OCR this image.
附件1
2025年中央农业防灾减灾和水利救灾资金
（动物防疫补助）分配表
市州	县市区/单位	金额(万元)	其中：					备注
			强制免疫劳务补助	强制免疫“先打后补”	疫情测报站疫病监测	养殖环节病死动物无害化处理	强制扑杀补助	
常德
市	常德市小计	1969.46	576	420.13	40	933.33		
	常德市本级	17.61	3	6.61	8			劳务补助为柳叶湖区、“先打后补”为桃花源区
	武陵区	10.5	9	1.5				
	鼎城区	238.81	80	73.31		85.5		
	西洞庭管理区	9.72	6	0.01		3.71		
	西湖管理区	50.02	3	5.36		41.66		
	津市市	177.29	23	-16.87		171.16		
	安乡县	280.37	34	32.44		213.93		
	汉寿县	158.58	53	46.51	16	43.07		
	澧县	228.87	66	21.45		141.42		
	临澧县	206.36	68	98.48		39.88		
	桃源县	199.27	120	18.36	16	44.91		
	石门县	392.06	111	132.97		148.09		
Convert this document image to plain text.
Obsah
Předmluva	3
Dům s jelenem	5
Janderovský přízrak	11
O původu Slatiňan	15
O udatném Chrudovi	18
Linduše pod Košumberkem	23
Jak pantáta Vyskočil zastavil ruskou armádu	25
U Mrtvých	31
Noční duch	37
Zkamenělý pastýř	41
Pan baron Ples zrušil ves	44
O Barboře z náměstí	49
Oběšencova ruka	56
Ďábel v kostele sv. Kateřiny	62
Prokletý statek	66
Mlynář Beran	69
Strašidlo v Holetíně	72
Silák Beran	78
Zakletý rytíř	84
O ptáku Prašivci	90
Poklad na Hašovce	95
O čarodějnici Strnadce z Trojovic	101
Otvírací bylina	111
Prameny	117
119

• WHAT IS BEING ASKED: Using the entries above, return each line that includes the word "先打后补".

• RESULT OF THE EXERCISE:
			强制免疫劳务补助	强制免疫“先打后补”	疫情测报站疫病监测	养殖环节病死动物无害化处理	强制扑杀补助	
	常德市本级	17.61	3	6.61	8			劳务补助为柳叶湖区、“先打后补”为桃花源区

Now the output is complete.